Challenge
In the data below, find each line containing the string "todas" and return it.

======== Raw data

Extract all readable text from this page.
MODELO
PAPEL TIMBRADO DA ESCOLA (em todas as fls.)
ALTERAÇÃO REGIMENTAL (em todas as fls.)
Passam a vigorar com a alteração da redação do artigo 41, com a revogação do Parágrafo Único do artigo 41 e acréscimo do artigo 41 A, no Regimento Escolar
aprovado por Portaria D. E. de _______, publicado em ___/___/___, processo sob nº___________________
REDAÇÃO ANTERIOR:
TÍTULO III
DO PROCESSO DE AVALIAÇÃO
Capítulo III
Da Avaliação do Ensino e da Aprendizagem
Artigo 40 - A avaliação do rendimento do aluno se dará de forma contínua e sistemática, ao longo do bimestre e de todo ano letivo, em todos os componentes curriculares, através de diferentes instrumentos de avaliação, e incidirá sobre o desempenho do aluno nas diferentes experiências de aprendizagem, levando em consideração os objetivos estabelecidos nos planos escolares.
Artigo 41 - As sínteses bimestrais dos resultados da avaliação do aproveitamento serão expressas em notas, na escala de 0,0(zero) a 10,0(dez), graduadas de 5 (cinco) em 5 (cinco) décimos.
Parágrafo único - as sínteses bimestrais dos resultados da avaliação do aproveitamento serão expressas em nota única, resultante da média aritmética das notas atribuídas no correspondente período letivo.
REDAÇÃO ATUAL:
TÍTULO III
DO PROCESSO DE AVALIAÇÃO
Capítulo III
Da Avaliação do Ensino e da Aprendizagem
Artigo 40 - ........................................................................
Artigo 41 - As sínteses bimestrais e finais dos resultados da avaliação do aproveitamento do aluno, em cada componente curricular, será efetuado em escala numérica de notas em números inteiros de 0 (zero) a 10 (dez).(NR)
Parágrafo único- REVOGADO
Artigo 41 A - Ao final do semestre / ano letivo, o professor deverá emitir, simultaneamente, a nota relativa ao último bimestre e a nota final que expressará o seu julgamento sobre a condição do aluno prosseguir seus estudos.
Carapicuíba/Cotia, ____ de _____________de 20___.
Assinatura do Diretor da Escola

================

Solution for this exercise
PAPEL TIMBRADO DA ESCOLA (em todas as fls.)
ALTERAÇÃO REGIMENTAL (em todas as fls.)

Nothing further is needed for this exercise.